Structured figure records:
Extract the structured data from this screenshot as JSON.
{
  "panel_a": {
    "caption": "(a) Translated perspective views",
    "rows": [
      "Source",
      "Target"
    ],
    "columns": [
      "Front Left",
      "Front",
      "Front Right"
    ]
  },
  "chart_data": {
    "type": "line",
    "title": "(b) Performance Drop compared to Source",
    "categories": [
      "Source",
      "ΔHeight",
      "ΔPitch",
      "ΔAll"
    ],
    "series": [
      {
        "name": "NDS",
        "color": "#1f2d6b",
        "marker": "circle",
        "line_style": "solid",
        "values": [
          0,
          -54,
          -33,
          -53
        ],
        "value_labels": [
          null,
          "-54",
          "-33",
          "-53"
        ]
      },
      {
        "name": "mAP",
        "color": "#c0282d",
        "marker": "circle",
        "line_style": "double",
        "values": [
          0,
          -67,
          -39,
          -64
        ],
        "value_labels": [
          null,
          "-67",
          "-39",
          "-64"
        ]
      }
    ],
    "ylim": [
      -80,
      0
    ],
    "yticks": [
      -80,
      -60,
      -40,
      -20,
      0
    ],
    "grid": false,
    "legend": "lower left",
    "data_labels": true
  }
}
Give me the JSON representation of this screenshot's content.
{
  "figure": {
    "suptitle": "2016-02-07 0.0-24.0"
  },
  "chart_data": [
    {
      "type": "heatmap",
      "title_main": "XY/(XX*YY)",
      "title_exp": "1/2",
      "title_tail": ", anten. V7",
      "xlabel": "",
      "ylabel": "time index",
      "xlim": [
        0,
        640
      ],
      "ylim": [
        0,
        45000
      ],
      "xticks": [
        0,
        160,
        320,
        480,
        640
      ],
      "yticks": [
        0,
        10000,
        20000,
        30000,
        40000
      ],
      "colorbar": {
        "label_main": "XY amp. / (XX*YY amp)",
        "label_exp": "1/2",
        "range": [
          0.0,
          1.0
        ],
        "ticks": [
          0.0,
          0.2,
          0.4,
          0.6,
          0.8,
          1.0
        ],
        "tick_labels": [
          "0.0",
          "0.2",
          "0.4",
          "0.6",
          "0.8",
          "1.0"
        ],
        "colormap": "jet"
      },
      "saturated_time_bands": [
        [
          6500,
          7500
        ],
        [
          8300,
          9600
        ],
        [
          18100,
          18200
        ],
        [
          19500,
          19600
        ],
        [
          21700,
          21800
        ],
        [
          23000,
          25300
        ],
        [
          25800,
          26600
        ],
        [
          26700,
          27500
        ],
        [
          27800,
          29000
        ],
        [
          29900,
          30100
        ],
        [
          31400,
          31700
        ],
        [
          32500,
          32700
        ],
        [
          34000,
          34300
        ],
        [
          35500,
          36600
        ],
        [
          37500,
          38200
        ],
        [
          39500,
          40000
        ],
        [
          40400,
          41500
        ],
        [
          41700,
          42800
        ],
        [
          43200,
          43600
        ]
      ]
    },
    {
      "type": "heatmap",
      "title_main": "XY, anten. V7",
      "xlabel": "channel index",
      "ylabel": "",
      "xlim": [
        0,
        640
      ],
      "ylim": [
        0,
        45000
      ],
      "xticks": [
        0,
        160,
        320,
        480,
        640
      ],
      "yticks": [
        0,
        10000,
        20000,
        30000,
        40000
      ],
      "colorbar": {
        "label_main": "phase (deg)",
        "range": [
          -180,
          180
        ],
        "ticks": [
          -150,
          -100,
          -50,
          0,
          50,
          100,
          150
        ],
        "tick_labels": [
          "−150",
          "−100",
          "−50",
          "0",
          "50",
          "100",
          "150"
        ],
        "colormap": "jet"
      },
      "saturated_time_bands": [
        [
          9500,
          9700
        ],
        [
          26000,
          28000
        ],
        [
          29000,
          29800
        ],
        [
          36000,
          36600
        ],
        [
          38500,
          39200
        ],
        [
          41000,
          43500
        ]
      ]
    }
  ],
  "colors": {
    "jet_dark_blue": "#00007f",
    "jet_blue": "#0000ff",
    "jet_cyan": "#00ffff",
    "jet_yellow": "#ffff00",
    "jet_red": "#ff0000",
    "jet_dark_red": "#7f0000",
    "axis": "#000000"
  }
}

Prompt: Your task is to return the full listing exactly as it was given.

Problem solution:
Extract the structured data from this screenshot as JSON.
{
  "panel_a": {
    "caption": "(a) Translated perspective views",
    "rows": [
      "Source",
      "Target"
    ],
    "columns": [
      "Front Left",
      "Front",
      "Front Right"
    ]
  },
  "chart_data": {
    "type": "line",
    "title": "(b) Performance Drop compared to Source",
    "categories": [
      "Source",
      "ΔHeight",
      "ΔPitch",
      "ΔAll"
    ],
    "series": [
      {
        "name": "NDS",
        "color": "#1f2d6b",
        "marker": "circle",
        "line_style": "solid",
        "values": [
          0,
          -54,
          -33,
          -53
        ],
        "value_labels": [
          null,
          "-54",
          "-33",
          "-53"
        ]
      },
      {
        "name": "mAP",
        "color": "#c0282d",
        "marker": "circle",
        "line_style": "double",
        "values": [
          0,
          -67,
          -39,
          -64
        ],
        "value_labels": [
          null,
          "-67",
          "-39",
          "-64"
        ]
      }
    ],
    "ylim": [
      -80,
      0
    ],
    "yticks": [
      -80,
      -60,
      -40,
      -20,
      0
    ],
    "grid": false,
    "legend": "lower left",
    "data_labels": true
  }
}
Give me the JSON representation of this screenshot's content.
{
  "figure": {
    "suptitle": "2016-02-07 0.0-24.0"
  },
  "chart_data": [
    {
      "type": "heatmap",
      "title_main": "XY/(XX*YY)",
      "title_exp": "1/2",
      "title_tail": ", anten. V7",
      "xlabel": "",
      "ylabel": "time index",
      "xlim": [
        0,
        640
      ],
      "ylim": [
        0,
        45000
      ],
      "xticks": [
        0,
        160,
        320,
        480,
        640
      ],
      "yticks": [
        0,
        10000,
        20000,
        30000,
        40000
      ],
      "colorbar": {
        "label_main": "XY amp. / (XX*YY amp)",
        "label_exp": "1/2",
        "range": [
          0.0,
          1.0
        ],
        "ticks": [
          0.0,
          0.2,
          0.4,
          0.6,
          0.8,
          1.0
        ],
        "tick_labels": [
          "0.0",
          "0.2",
          "0.4",
          "0.6",
          "0.8",
          "1.0"
        ],
        "colormap": "jet"
      },
      "saturated_time_bands": [
        [
          6500,
          7500
        ],
        [
          8300,
          9600
        ],
        [
          18100,
          18200
        ],
        [
          19500,
          19600
        ],
        [
          21700,
          21800
        ],
        [
          23000,
          25300
        ],
        [
          25800,
          26600
        ],
        [
          26700,
          27500
        ],
        [
          27800,
          29000
        ],
        [
          29900,
          30100
        ],
        [
          31400,
          31700
        ],
        [
          32500,
          32700
        ],
        [
          34000,
          34300
        ],
        [
          35500,
          36600
        ],
        [
          37500,
          38200
        ],
        [
          39500,
          40000
        ],
        [
          40400,
          41500
        ],
        [
          41700,
          42800
        ],
        [
          43200,
          43600
        ]
      ]
    },
    {
      "type": "heatmap",
      "title_main": "XY, anten. V7",
      "xlabel": "channel index",
      "ylabel": "",
      "xlim": [
        0,
        640
      ],
      "ylim": [
        0,
        45000
      ],
      "xticks": [
        0,
        160,
        320,
        480,
        640
      ],
      "yticks": [
        0,
        10000,
        20000,
        30000,
        40000
      ],
      "colorbar": {
        "label_main": "phase (deg)",
        "range": [
          -180,
          180
        ],
        "ticks": [
          -150,
          -100,
          -50,
          0,
          50,
          100,
          150
        ],
        "tick_labels": [
          "−150",
          "−100",
          "−50",
          "0",
          "50",
          "100",
          "150"
        ],
        "colormap": "jet"
      },
      "saturated_time_bands": [
        [
          9500,
          9700
        ],
        [
          26000,
          28000
        ],
        [
          29000,
          29800
        ],
        [
          36000,
          36600
        ],
        [
          38500,
          39200
        ],
        [
          41000,
          43500
        ]
      ]
    }
  ],
  "colors": {
    "jet_dark_blue": "#00007f",
    "jet_blue": "#0000ff",
    "jet_cyan": "#00ffff",
    "jet_yellow": "#ffff00",
    "jet_red": "#ff0000",
    "jet_dark_red": "#7f0000",
    "axis": "#000000"
  }
}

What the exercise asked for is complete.